*SOURCE DATA*
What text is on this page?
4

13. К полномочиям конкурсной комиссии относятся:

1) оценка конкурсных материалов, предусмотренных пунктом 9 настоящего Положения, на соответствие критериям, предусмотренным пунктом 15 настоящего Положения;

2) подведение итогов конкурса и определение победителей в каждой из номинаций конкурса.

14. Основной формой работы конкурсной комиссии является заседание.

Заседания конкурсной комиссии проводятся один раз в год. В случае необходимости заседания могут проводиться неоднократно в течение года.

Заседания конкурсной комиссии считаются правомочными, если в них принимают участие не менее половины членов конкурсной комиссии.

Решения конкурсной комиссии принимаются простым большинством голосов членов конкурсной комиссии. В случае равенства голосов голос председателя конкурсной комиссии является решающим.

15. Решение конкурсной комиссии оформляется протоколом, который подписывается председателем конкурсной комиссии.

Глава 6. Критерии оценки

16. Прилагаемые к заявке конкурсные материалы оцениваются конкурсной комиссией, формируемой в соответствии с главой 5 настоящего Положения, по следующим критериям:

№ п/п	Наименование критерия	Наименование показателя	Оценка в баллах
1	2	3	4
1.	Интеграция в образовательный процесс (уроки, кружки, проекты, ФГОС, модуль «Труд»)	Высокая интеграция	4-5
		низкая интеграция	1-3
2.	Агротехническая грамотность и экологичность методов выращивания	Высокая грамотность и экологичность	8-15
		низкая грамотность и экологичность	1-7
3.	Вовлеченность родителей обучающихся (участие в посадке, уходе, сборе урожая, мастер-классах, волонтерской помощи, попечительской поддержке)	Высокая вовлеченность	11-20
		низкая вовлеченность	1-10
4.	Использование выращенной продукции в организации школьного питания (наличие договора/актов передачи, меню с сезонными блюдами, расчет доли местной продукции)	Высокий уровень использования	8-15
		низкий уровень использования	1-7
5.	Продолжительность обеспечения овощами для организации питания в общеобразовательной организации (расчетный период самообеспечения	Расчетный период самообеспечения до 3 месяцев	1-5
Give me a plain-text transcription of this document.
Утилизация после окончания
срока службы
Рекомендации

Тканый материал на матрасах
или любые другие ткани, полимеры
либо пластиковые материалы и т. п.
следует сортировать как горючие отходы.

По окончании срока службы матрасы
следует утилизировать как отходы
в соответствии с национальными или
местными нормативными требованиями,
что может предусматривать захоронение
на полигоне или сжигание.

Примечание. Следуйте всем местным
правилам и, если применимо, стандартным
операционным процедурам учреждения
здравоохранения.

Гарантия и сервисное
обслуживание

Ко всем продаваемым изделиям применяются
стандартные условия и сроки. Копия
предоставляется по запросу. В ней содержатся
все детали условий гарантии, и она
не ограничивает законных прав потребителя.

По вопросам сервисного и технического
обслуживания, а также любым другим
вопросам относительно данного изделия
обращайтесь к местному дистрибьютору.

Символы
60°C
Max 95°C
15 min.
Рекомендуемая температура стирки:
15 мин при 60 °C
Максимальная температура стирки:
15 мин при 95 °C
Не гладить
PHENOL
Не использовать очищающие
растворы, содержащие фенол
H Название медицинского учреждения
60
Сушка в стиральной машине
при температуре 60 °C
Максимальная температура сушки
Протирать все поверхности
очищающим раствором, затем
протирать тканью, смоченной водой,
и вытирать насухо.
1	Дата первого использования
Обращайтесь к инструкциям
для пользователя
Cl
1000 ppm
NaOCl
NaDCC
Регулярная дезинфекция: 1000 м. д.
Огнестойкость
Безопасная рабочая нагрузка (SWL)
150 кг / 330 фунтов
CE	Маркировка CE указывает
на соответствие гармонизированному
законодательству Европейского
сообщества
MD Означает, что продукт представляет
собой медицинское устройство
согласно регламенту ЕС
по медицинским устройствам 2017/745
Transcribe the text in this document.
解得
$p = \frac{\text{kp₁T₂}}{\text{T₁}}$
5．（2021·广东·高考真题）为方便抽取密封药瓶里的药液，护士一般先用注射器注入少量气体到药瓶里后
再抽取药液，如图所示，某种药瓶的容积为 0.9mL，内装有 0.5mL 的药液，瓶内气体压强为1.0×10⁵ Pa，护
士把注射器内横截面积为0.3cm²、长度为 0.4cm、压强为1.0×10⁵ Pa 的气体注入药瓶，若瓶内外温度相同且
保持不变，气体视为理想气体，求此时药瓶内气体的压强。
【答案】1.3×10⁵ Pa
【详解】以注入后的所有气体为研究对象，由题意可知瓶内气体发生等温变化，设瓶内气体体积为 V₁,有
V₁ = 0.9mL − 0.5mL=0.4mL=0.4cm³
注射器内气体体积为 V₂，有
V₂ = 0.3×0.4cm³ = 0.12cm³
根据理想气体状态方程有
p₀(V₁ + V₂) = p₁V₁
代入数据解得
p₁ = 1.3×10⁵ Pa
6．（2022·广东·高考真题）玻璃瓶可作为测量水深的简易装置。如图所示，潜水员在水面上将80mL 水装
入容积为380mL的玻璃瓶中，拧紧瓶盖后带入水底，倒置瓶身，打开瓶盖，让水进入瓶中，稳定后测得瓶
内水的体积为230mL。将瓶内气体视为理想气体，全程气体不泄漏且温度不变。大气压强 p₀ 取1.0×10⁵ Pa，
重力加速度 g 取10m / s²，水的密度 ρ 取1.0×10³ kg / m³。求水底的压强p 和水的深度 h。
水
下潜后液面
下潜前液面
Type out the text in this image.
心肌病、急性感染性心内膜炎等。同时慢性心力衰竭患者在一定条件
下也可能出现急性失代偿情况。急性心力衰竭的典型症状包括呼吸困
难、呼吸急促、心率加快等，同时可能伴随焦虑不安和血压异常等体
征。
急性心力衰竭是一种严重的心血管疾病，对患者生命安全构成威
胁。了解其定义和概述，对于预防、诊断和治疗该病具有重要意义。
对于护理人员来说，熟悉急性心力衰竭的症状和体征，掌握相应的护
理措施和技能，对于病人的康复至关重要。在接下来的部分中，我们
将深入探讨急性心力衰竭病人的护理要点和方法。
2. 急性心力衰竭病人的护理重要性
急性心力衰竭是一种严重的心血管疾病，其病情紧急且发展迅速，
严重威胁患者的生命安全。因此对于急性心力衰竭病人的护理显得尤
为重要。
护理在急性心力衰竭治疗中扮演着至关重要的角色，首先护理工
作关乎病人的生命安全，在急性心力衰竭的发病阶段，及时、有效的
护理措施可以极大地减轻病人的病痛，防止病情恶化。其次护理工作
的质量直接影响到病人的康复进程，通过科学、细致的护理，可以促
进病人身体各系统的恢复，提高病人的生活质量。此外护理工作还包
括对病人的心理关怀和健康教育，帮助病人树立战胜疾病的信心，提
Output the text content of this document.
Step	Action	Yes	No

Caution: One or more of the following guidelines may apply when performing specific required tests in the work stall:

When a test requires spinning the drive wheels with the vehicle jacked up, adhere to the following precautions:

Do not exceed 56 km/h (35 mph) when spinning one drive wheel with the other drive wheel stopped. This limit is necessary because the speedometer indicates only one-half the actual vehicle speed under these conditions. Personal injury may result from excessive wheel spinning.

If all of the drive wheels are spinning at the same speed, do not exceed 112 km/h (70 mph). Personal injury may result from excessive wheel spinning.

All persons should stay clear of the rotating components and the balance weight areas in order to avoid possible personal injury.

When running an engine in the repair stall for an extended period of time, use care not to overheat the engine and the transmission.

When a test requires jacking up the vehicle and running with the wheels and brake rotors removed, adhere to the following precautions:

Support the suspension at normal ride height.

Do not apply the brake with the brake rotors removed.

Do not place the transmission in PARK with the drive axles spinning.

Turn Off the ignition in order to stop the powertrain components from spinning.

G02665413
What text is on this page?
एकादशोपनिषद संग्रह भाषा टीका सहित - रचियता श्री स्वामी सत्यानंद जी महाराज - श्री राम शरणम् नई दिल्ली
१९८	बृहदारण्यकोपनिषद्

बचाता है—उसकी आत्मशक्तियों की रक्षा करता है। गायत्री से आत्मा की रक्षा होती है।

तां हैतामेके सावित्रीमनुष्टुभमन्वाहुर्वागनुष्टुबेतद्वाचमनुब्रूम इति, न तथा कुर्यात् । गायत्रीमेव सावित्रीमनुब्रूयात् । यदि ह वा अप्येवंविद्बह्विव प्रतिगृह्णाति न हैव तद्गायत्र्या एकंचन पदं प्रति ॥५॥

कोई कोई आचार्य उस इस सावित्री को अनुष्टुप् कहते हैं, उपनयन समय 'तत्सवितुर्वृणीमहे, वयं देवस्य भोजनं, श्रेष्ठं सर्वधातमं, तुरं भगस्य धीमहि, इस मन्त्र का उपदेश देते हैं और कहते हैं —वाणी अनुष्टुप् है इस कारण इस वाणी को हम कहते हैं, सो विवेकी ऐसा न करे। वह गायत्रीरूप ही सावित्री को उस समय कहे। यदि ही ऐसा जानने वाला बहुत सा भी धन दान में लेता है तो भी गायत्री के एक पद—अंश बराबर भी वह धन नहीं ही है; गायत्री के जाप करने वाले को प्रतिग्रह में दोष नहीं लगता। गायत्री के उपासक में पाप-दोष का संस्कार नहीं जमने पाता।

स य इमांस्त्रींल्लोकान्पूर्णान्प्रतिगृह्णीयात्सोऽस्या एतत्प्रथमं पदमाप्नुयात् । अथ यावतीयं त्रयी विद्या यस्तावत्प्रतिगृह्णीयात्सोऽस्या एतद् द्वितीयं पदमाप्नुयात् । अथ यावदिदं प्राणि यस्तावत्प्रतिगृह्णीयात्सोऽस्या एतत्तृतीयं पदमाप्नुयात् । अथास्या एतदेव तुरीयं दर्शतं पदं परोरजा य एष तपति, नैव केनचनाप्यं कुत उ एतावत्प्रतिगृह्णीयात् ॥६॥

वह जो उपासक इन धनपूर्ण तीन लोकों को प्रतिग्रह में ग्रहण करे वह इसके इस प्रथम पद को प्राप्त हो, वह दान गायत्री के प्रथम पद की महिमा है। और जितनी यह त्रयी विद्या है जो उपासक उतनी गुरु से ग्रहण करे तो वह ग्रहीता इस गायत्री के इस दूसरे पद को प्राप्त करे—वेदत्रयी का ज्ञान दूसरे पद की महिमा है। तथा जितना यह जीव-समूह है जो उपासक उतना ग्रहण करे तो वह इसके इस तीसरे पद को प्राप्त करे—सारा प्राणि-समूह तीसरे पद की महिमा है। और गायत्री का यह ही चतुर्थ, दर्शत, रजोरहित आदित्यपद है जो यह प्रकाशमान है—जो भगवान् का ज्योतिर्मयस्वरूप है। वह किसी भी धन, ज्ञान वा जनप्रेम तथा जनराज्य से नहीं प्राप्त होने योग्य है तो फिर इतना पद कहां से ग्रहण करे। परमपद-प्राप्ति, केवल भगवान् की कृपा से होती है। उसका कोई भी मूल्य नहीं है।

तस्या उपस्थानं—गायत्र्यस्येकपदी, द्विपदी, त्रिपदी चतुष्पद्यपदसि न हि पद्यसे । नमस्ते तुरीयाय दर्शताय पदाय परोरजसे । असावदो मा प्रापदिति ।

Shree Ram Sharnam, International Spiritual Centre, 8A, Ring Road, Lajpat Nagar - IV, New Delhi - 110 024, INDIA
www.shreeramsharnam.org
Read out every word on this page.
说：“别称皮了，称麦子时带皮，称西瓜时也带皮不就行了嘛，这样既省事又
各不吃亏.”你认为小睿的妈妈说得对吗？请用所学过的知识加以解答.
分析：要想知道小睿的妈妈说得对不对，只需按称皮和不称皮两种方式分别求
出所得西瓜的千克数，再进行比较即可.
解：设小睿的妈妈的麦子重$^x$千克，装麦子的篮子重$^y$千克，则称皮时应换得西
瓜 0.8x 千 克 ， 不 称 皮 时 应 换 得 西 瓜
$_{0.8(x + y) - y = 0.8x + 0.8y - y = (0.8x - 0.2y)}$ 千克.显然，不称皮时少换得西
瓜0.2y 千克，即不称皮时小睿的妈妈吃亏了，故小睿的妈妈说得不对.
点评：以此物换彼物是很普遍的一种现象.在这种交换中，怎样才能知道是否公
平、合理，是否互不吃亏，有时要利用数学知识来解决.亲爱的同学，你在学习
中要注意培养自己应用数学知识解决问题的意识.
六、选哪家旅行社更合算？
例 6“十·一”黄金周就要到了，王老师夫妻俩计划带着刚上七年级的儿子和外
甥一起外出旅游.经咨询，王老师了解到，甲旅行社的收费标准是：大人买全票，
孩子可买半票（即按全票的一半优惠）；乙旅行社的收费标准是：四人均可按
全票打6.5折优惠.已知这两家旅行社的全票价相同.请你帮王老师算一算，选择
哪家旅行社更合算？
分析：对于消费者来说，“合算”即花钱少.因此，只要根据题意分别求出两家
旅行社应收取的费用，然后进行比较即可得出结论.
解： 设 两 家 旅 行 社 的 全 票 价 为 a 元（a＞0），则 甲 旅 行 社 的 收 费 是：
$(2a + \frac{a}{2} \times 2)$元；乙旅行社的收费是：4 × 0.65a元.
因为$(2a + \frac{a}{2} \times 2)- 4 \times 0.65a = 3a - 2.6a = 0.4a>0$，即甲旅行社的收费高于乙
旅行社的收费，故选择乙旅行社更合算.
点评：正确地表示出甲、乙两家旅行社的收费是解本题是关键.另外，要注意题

*YOUR INSTRUCTIONS*
Keep only the lines that hold the string "отходы", and copy them out.

*EXERCISE ANSWER*
следует сортировать как горючие отходы.
следует утилизировать как отходы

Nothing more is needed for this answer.